**EXERCISE:** Look for "stopping" in the listing below. Gather each line that contains it.

--- EXTRACTED RECORDS ---

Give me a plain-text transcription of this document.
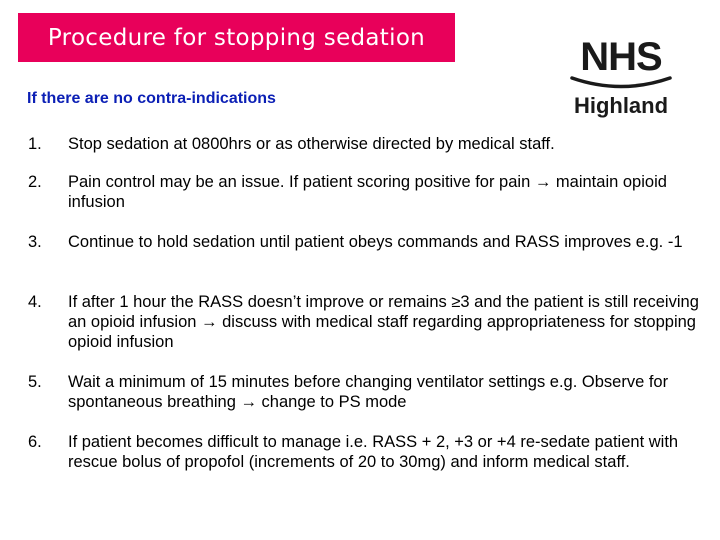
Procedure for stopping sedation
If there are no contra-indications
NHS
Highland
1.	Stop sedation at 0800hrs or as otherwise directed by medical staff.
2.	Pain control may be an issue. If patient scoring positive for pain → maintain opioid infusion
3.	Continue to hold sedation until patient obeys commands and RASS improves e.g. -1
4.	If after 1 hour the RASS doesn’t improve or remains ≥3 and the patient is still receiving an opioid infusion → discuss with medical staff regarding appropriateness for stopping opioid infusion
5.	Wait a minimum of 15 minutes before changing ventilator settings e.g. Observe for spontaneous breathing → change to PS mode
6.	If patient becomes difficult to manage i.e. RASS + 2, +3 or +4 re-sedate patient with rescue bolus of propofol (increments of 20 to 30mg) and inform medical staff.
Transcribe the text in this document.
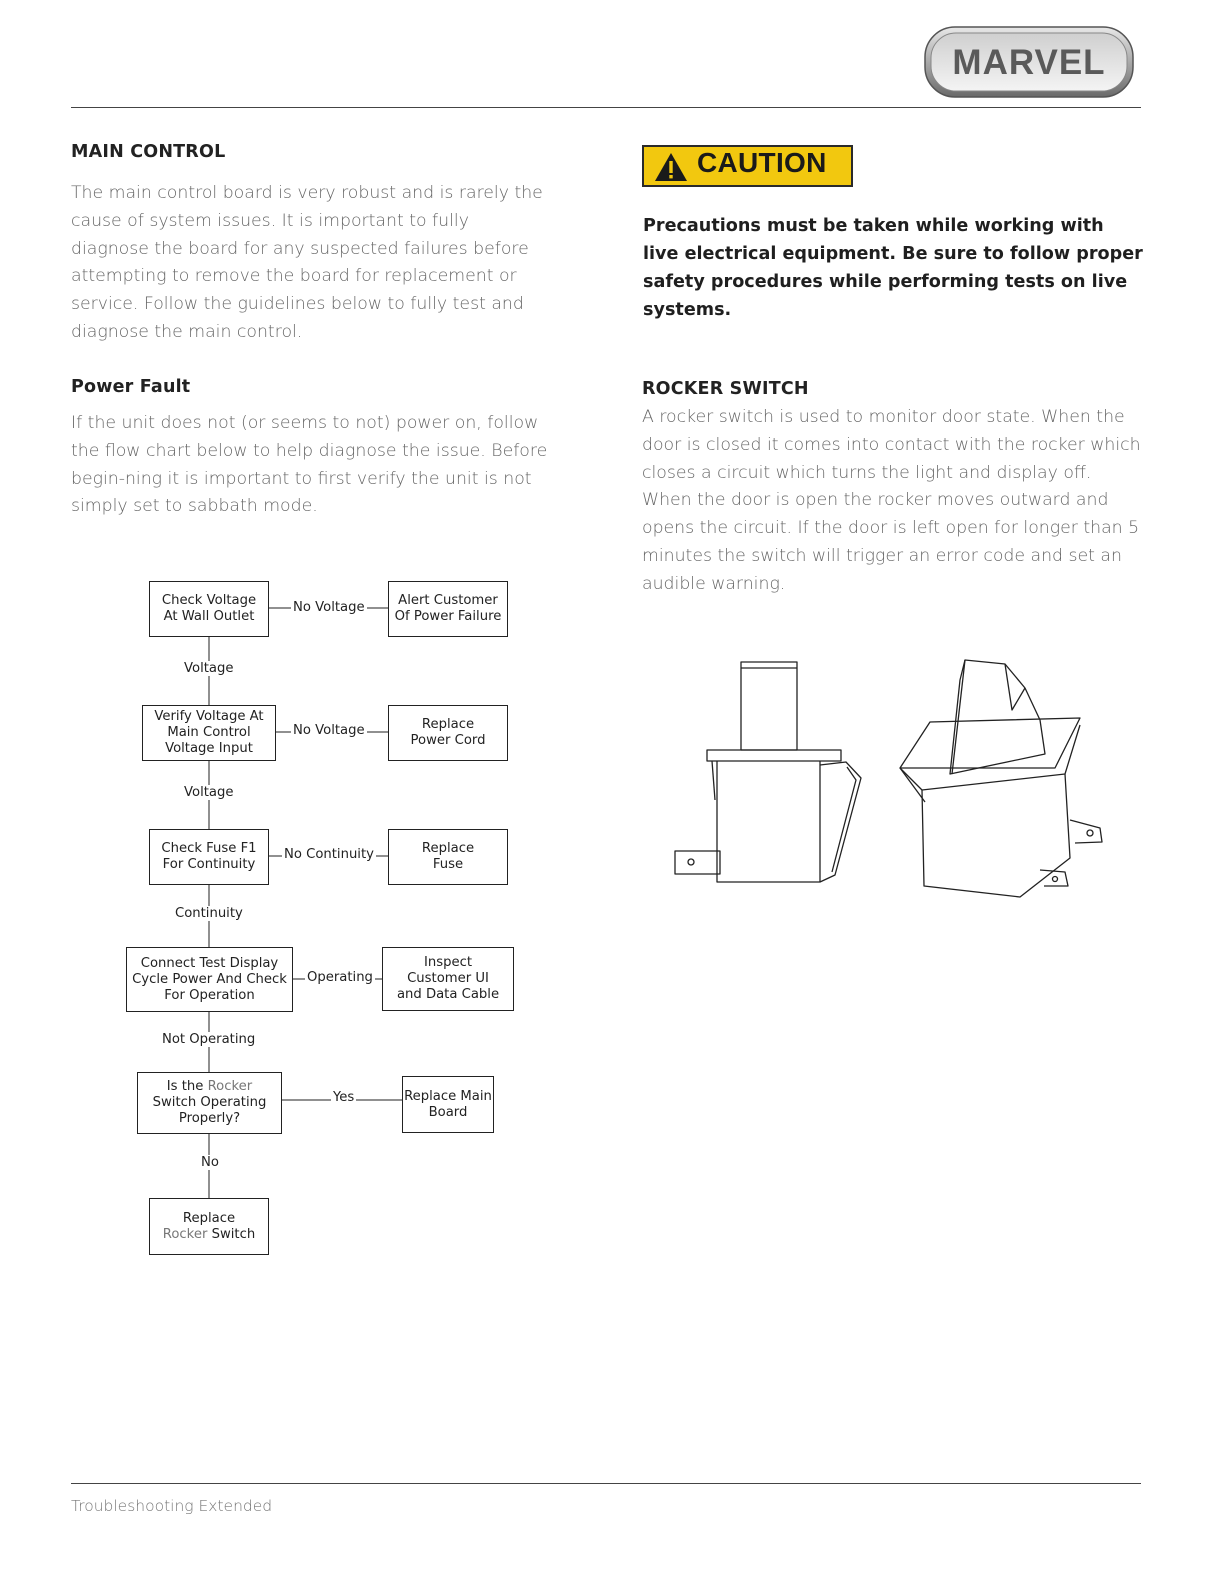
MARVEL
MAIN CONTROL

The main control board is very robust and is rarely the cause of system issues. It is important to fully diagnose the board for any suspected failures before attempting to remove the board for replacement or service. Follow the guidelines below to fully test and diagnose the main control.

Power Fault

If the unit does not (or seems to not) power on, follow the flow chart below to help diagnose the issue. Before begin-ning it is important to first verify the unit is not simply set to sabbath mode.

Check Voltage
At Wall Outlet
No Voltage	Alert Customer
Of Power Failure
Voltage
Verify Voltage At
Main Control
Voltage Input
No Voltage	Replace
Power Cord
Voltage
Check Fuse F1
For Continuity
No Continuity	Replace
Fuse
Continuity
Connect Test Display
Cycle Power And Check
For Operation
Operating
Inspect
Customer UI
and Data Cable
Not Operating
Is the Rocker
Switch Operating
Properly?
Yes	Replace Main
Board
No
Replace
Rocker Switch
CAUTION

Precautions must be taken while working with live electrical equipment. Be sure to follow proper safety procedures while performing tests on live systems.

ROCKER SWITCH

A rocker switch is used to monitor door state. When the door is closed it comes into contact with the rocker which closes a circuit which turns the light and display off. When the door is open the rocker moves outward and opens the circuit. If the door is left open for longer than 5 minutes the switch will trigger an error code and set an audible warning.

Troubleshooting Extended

---
--- EXTRACTED RECORDS ---

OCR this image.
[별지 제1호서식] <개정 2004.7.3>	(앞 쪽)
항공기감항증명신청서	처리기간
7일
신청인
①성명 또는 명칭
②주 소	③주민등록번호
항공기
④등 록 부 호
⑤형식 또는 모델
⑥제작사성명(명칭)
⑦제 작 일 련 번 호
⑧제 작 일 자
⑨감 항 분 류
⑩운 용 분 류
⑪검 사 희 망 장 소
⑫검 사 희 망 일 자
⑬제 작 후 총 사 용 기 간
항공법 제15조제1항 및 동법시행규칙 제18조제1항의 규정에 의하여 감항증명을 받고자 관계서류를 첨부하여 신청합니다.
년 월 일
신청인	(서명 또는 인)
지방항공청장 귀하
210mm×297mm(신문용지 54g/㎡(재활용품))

---

**ANSWER BELOW:**
Procedure for stopping sedation
4.	If after 1 hour the RASS doesn’t improve or remains ≥3 and the patient is still receiving an opioid infusion → discuss with medical staff regarding appropriateness for stopping opioid infusion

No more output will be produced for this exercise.